» **Given problem**
Locate every line in the records below that contains the word "step", and copy each one.

» **Data for processing**

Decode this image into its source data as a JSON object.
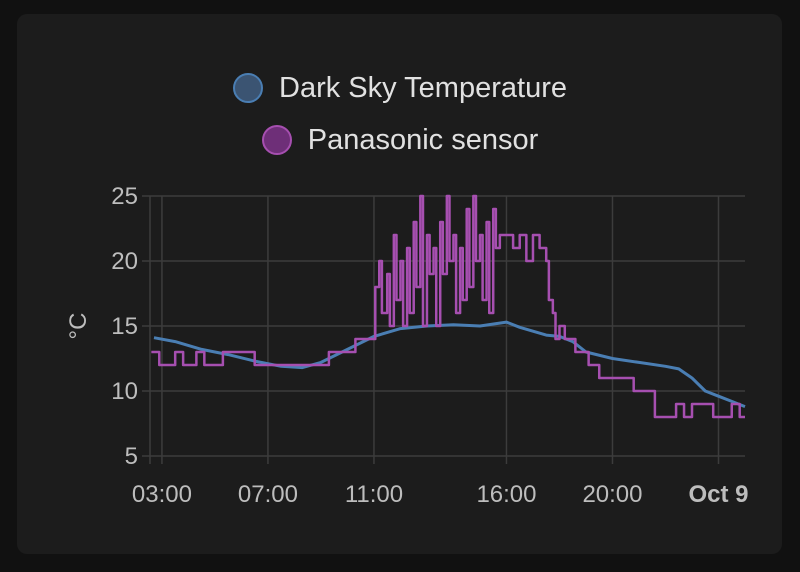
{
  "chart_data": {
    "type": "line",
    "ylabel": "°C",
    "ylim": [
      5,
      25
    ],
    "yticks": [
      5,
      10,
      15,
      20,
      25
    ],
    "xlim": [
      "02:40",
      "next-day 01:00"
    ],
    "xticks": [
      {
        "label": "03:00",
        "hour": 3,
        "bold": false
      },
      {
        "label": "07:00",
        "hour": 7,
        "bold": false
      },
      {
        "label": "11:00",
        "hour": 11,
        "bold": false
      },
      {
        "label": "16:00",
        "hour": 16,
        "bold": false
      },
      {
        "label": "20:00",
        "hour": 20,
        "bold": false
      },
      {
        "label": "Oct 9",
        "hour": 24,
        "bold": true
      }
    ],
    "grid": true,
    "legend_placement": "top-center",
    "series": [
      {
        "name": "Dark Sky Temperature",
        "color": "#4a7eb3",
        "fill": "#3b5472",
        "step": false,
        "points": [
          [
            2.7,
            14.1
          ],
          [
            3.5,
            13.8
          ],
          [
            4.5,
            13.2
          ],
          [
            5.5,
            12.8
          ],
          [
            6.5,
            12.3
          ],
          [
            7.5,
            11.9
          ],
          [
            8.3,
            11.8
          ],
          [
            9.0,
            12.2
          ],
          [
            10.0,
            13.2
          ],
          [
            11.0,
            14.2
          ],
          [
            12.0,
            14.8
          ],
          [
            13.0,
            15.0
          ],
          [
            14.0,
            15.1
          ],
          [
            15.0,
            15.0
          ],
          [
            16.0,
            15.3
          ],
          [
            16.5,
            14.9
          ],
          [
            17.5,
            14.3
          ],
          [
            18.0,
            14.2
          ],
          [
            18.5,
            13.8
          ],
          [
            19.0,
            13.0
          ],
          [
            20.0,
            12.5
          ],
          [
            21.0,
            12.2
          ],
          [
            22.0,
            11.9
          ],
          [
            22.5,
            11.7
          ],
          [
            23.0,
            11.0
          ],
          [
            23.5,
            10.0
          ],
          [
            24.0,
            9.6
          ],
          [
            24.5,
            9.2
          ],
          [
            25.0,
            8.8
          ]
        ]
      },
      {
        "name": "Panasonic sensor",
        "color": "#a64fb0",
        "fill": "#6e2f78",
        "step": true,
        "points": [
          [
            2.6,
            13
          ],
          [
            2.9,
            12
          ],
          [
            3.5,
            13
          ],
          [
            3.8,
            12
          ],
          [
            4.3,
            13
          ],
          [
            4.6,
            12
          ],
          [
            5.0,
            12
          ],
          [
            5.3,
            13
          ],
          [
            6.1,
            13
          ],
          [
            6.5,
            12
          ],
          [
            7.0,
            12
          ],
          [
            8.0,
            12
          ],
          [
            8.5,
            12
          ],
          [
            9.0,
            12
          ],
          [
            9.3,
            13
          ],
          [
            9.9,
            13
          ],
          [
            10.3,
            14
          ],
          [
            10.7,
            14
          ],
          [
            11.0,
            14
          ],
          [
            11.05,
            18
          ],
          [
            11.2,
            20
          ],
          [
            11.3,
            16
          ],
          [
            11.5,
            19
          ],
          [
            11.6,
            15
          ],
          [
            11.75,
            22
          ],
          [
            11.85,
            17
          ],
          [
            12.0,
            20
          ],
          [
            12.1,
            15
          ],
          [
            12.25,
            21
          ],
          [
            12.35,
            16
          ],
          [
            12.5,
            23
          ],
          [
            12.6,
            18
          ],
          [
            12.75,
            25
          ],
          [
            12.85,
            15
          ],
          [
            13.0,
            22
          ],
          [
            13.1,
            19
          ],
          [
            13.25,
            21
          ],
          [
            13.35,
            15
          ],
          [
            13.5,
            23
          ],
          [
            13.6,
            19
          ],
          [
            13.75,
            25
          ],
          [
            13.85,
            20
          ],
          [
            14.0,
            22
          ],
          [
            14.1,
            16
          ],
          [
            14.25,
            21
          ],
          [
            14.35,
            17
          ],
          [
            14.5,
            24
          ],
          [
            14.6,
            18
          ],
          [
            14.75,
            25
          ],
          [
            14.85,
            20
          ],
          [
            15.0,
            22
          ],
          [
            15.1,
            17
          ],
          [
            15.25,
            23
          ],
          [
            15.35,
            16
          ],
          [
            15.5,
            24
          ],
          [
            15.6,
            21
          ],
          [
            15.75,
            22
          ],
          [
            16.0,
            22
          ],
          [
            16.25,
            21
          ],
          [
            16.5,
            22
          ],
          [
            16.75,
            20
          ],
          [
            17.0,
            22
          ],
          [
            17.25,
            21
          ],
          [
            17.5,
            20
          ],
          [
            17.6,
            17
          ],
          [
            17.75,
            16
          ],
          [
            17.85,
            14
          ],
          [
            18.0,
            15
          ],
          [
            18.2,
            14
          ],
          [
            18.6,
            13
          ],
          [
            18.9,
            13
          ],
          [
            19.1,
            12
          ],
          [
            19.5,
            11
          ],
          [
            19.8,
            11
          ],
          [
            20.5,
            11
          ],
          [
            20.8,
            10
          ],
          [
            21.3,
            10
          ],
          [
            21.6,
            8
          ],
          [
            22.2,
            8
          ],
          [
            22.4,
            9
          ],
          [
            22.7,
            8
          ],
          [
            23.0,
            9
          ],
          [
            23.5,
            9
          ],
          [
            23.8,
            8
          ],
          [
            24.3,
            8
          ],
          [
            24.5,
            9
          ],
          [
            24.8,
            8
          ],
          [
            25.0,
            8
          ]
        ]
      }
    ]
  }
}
* * *
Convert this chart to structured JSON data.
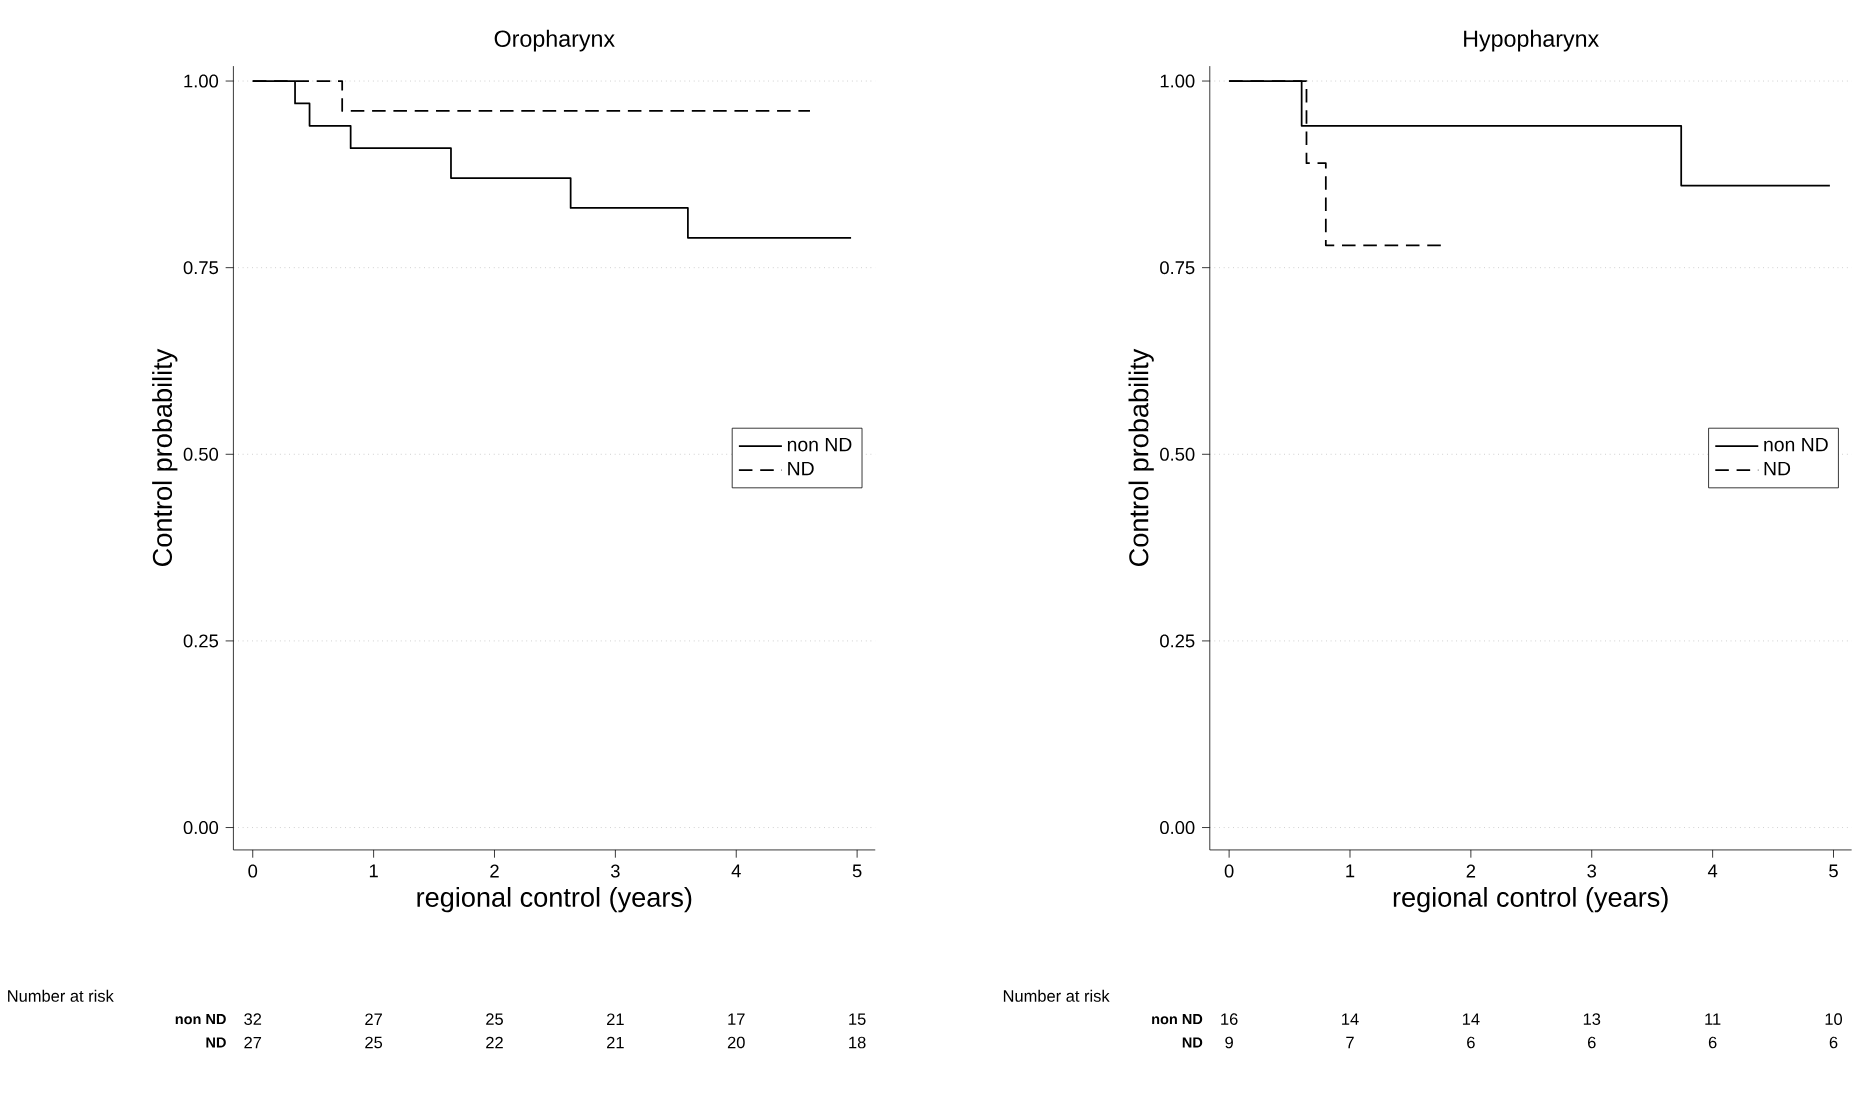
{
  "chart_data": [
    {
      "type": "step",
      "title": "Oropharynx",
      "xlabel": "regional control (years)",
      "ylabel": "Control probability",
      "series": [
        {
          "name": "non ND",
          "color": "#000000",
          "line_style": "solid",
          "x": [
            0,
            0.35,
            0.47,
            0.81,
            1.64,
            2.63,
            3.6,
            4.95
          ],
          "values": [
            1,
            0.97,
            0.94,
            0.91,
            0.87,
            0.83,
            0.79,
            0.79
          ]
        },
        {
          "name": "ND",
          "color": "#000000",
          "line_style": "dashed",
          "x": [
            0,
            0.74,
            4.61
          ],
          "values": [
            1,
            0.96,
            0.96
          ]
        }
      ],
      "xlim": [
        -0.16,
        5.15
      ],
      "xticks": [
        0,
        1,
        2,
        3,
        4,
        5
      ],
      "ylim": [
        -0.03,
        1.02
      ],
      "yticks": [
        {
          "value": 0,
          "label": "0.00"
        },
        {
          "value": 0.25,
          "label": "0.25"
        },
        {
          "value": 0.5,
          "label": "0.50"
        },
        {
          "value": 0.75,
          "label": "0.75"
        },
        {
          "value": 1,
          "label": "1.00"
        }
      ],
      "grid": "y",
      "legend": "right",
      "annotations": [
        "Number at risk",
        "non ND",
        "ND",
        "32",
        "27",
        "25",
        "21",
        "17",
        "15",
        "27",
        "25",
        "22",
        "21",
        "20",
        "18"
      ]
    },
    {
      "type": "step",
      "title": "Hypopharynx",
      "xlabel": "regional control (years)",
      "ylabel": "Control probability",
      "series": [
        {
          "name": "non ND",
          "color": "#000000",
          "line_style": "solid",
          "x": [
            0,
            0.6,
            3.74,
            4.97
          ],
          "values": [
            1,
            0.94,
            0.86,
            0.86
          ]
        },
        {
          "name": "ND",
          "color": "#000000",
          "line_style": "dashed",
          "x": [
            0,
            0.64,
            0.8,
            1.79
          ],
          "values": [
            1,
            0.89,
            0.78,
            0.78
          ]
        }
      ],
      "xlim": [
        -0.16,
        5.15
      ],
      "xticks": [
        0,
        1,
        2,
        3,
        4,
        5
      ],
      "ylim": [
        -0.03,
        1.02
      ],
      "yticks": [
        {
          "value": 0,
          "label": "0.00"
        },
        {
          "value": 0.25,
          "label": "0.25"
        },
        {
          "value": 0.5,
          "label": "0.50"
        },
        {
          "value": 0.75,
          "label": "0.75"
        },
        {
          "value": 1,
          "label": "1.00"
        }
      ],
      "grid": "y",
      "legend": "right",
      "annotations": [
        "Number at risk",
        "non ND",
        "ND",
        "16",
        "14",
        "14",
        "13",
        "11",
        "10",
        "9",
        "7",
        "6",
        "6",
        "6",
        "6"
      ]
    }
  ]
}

» **Task output**
        "step": false,
        "step": true,
      "type": "step",
      "type": "step",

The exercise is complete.